** Given instruction **
Locate the lines of the listing below that hold "aire", then copy each of them.

## START Data listing

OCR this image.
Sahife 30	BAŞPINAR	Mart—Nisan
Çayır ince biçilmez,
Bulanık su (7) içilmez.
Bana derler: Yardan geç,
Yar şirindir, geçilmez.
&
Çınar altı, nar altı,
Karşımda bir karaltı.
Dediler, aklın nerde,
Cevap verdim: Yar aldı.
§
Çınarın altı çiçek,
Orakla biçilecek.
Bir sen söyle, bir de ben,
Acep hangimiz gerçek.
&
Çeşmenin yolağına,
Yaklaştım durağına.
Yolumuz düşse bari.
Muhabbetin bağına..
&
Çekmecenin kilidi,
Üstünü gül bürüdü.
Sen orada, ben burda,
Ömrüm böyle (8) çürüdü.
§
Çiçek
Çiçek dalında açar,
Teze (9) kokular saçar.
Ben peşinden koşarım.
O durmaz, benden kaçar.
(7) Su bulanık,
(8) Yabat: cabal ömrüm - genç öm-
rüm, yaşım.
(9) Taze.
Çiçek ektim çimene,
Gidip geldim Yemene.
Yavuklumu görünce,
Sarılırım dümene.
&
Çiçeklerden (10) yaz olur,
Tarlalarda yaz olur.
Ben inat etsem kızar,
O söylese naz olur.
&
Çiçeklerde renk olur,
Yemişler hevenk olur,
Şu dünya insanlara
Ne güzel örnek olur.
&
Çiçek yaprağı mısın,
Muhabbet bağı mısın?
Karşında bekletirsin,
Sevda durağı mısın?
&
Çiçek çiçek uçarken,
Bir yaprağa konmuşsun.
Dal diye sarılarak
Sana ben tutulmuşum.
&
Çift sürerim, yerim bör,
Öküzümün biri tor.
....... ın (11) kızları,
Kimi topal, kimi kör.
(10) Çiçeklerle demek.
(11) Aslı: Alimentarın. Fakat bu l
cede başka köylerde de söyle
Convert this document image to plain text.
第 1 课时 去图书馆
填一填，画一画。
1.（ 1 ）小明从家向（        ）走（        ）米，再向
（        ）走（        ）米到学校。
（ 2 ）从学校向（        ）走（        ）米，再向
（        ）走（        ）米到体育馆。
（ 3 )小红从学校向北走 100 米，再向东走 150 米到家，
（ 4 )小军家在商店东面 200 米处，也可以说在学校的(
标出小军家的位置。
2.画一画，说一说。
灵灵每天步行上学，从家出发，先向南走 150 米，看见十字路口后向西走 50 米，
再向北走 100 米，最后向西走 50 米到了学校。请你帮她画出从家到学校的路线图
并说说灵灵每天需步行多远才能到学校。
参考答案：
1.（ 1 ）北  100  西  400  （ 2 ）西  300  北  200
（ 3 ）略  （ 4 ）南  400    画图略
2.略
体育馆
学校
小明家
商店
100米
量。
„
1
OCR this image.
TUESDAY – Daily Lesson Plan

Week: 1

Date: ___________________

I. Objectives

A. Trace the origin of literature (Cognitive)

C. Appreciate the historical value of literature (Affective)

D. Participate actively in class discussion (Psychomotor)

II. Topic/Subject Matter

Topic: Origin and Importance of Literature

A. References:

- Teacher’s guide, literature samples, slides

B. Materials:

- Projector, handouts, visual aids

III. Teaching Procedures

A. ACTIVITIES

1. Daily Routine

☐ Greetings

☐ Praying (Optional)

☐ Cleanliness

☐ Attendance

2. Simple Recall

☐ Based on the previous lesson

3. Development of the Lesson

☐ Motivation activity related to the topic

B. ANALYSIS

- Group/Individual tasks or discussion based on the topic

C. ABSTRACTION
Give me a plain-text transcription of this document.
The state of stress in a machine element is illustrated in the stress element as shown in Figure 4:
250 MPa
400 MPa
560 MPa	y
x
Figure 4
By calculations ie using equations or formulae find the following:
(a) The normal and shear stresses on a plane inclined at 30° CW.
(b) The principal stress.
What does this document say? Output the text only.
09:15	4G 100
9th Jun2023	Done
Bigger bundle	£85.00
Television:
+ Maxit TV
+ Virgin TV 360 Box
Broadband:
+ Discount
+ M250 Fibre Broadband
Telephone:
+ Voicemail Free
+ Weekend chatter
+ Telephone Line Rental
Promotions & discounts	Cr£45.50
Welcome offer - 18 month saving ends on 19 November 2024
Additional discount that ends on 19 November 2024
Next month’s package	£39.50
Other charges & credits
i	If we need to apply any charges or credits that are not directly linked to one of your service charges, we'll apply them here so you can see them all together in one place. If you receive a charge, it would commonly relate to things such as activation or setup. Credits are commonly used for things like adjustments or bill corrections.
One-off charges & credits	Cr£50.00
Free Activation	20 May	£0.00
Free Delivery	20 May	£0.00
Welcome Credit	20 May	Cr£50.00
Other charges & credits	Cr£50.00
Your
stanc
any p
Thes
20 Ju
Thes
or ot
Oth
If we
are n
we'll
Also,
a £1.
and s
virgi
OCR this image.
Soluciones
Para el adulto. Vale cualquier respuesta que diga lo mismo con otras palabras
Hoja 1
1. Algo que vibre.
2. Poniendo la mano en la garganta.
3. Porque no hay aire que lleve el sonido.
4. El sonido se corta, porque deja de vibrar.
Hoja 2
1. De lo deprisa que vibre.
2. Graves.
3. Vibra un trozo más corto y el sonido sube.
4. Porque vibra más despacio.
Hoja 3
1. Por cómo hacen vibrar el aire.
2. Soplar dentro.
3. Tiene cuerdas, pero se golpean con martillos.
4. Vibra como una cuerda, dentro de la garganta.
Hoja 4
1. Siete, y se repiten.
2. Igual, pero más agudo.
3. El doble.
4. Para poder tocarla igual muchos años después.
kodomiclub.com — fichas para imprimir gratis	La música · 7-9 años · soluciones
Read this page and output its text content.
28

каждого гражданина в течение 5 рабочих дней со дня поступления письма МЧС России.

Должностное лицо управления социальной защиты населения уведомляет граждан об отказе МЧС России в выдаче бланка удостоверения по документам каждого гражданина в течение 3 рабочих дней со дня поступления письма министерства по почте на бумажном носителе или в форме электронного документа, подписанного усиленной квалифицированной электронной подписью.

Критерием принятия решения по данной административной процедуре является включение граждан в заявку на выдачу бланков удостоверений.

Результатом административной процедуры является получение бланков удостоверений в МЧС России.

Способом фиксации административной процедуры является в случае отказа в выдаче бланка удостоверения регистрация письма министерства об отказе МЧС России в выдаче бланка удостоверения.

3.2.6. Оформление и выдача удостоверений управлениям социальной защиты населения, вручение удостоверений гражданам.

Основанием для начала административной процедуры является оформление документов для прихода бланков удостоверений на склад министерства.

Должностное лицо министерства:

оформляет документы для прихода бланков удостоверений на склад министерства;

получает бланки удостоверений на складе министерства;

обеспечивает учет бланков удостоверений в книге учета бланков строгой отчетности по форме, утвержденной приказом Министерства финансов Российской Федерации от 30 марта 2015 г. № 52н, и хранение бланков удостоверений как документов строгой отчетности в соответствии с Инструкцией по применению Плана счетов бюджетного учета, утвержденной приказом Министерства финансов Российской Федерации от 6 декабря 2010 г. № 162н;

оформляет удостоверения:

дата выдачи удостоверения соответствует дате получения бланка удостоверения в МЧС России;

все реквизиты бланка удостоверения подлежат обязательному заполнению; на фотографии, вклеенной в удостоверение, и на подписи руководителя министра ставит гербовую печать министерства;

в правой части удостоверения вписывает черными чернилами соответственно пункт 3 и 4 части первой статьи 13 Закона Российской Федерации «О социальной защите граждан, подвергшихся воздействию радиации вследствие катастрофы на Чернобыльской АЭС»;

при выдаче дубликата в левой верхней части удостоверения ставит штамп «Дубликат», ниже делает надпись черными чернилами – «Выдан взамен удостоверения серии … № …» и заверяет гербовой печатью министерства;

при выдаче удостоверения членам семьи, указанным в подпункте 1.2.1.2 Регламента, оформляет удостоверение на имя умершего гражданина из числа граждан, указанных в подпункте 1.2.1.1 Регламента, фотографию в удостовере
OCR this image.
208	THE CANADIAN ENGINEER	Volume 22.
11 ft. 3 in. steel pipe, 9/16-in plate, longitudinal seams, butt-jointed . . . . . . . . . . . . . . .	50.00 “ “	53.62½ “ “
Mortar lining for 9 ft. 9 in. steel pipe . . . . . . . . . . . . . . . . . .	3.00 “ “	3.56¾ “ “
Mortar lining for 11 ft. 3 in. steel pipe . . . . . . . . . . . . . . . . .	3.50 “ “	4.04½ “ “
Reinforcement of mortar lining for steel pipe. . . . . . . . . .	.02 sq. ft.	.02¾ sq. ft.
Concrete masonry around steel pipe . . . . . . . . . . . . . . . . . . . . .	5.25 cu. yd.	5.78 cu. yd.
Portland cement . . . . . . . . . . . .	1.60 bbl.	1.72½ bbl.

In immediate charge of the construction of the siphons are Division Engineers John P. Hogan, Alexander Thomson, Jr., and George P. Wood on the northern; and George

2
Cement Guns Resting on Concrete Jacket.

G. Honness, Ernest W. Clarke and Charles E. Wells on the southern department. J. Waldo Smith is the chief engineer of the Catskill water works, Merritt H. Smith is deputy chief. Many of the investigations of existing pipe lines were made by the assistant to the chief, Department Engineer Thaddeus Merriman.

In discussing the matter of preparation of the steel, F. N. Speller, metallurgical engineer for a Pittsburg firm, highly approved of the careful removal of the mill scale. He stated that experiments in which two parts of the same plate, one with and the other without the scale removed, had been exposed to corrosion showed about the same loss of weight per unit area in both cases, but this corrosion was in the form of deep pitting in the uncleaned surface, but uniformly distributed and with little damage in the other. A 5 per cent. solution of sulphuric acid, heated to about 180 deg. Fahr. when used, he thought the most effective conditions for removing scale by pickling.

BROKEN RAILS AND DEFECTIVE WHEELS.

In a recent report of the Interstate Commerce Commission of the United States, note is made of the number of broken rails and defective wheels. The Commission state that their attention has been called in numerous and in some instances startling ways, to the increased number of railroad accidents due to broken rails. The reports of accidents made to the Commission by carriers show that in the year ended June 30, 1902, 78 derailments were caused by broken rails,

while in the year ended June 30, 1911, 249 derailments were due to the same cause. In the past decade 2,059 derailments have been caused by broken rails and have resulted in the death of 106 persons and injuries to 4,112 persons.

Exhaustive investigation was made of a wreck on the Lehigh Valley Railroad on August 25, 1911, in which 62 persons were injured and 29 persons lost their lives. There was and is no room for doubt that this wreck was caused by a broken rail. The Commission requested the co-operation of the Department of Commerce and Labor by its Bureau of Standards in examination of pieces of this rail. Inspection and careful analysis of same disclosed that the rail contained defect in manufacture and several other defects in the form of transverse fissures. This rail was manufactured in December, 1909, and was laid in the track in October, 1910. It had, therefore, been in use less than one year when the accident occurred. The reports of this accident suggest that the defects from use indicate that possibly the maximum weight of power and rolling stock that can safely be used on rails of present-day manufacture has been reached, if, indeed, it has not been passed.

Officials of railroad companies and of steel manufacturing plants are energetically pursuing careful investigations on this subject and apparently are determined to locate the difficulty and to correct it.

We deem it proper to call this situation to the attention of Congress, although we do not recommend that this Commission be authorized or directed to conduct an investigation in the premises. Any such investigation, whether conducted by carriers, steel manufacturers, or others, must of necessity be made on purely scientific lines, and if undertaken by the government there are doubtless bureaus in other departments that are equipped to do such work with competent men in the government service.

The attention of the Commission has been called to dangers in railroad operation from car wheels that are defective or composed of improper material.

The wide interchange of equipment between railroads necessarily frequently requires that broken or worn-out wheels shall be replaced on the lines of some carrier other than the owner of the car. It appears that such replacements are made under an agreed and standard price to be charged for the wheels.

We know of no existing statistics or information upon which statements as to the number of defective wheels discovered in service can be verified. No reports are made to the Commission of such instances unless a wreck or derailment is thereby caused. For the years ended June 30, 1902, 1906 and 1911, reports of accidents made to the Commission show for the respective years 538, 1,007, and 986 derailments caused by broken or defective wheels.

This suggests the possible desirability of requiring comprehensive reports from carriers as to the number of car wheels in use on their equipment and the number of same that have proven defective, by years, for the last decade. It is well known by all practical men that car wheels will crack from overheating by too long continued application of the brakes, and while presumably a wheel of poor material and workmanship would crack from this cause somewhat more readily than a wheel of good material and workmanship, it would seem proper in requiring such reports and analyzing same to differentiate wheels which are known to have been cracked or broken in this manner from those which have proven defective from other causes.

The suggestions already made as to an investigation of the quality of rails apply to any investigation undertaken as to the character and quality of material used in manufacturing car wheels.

## END Data listing

** Final result **
3. Porque no hay aire que lleve el sonido.
1. Por cómo hacen vibrar el aire.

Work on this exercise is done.